»»

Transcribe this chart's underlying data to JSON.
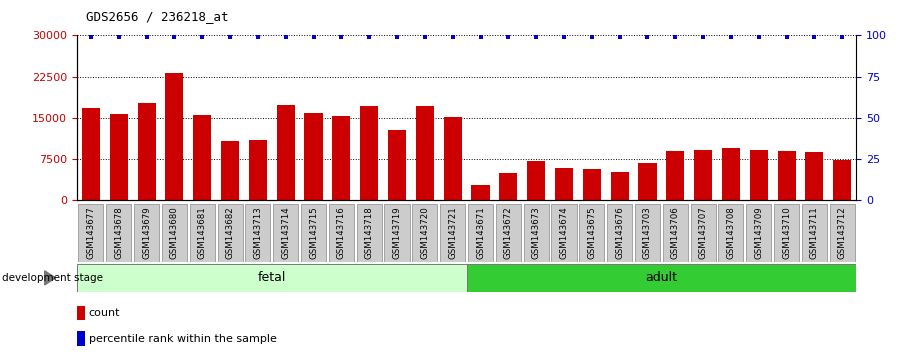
{
  "title": "GDS2656 / 236218_at",
  "categories": [
    "GSM143677",
    "GSM143678",
    "GSM143679",
    "GSM143680",
    "GSM143681",
    "GSM143682",
    "GSM143713",
    "GSM143714",
    "GSM143715",
    "GSM143716",
    "GSM143718",
    "GSM143719",
    "GSM143720",
    "GSM143721",
    "GSM143671",
    "GSM143672",
    "GSM143673",
    "GSM143674",
    "GSM143675",
    "GSM143676",
    "GSM143703",
    "GSM143706",
    "GSM143707",
    "GSM143708",
    "GSM143709",
    "GSM143710",
    "GSM143711",
    "GSM143712"
  ],
  "counts": [
    16700,
    15700,
    17700,
    23200,
    15500,
    10700,
    11000,
    17400,
    15800,
    15400,
    17100,
    12700,
    17100,
    15100,
    2700,
    4900,
    7100,
    5900,
    5700,
    5100,
    6800,
    8900,
    9100,
    9400,
    9100,
    9000,
    8700,
    7300
  ],
  "percentile_ranks": [
    99,
    99,
    99,
    99,
    99,
    99,
    99,
    99,
    99,
    99,
    99,
    99,
    99,
    99,
    99,
    99,
    99,
    99,
    99,
    99,
    99,
    99,
    99,
    99,
    99,
    99,
    99,
    99
  ],
  "fetal_count": 14,
  "adult_count": 14,
  "bar_color": "#cc0000",
  "percentile_color": "#0000cc",
  "fetal_bg": "#ccffcc",
  "adult_bg": "#33cc33",
  "tick_bg": "#cccccc",
  "ylim_left": [
    0,
    30000
  ],
  "ylim_right": [
    0,
    100
  ],
  "yticks_left": [
    0,
    7500,
    15000,
    22500,
    30000
  ],
  "yticks_right": [
    0,
    25,
    50,
    75,
    100
  ]
}
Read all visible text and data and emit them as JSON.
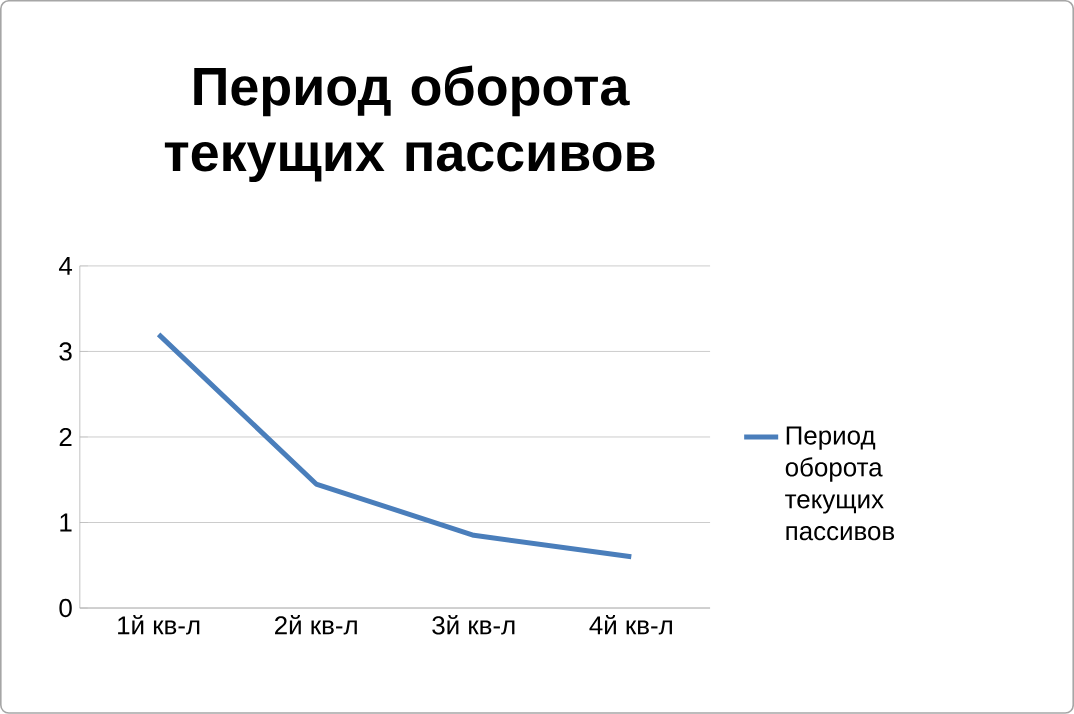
{
  "chart_data": {
    "type": "line",
    "title": "Период оборота текущих пассивов",
    "categories": [
      "1й кв-л",
      "2й кв-л",
      "3й кв-л",
      "4й кв-л"
    ],
    "series": [
      {
        "name": "Период оборота текущих пассивов",
        "color": "#4a7ebb",
        "values": [
          3.2,
          1.45,
          0.85,
          0.6
        ]
      }
    ],
    "ylim": [
      0,
      4
    ],
    "yticks": [
      0,
      1,
      2,
      3,
      4
    ],
    "grid": "y",
    "legend": "right",
    "marker": "none"
  }
}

««

● **THE PROBLEM**:
Without the pictures, return the entries exactly as they appear.

● **FINAL RESULT**:
Transcribe this chart's underlying data to JSON.
{
  "title": "GDS2656 / 236218_at",
  "categories": [
    "GSM143677",
    "GSM143678",
    "GSM143679",
    "GSM143680",
    "GSM143681",
    "GSM143682",
    "GSM143713",
    "GSM143714",
    "GSM143715",
    "GSM143716",
    "GSM143718",
    "GSM143719",
    "GSM143720",
    "GSM143721",
    "GSM143671",
    "GSM143672",
    "GSM143673",
    "GSM143674",
    "GSM143675",
    "GSM143676",
    "GSM143703",
    "GSM143706",
    "GSM143707",
    "GSM143708",
    "GSM143709",
    "GSM143710",
    "GSM143711",
    "GSM143712"
  ],
  "counts": [
    16700,
    15700,
    17700,
    23200,
    15500,
    10700,
    11000,
    17400,
    15800,
    15400,
    17100,
    12700,
    17100,
    15100,
    2700,
    4900,
    7100,
    5900,
    5700,
    5100,
    6800,
    8900,
    9100,
    9400,
    9100,
    9000,
    8700,
    7300
  ],
  "percentile_ranks": [
    99,
    99,
    99,
    99,
    99,
    99,
    99,
    99,
    99,
    99,
    99,
    99,
    99,
    99,
    99,
    99,
    99,
    99,
    99,
    99,
    99,
    99,
    99,
    99,
    99,
    99,
    99,
    99
  ],
  "fetal_count": 14,
  "adult_count": 14,
  "bar_color": "#cc0000",
  "percentile_color": "#0000cc",
  "fetal_bg": "#ccffcc",
  "adult_bg": "#33cc33",
  "tick_bg": "#cccccc",
  "ylim_left": [
    0,
    30000
  ],
  "ylim_right": [
    0,
    100
  ],
  "yticks_left": [
    0,
    7500,
    15000,
    22500,
    30000
  ],
  "yticks_right": [
    0,
    25,
    50,
    75,
    100
  ]
}
Read all visible text and data and emit them as JSON.
{
  "chart_data": {
    "type": "line",
    "title": "Период оборота текущих пассивов",
    "categories": [
      "1й кв-л",
      "2й кв-л",
      "3й кв-л",
      "4й кв-л"
    ],
    "series": [
      {
        "name": "Период оборота текущих пассивов",
        "color": "#4a7ebb",
        "values": [
          3.2,
          1.45,
          0.85,
          0.6
        ]
      }
    ],
    "ylim": [
      0,
      4
    ],
    "yticks": [
      0,
      1,
      2,
      3,
      4
    ],
    "grid": "y",
    "legend": "right",
    "marker": "none"
  }
}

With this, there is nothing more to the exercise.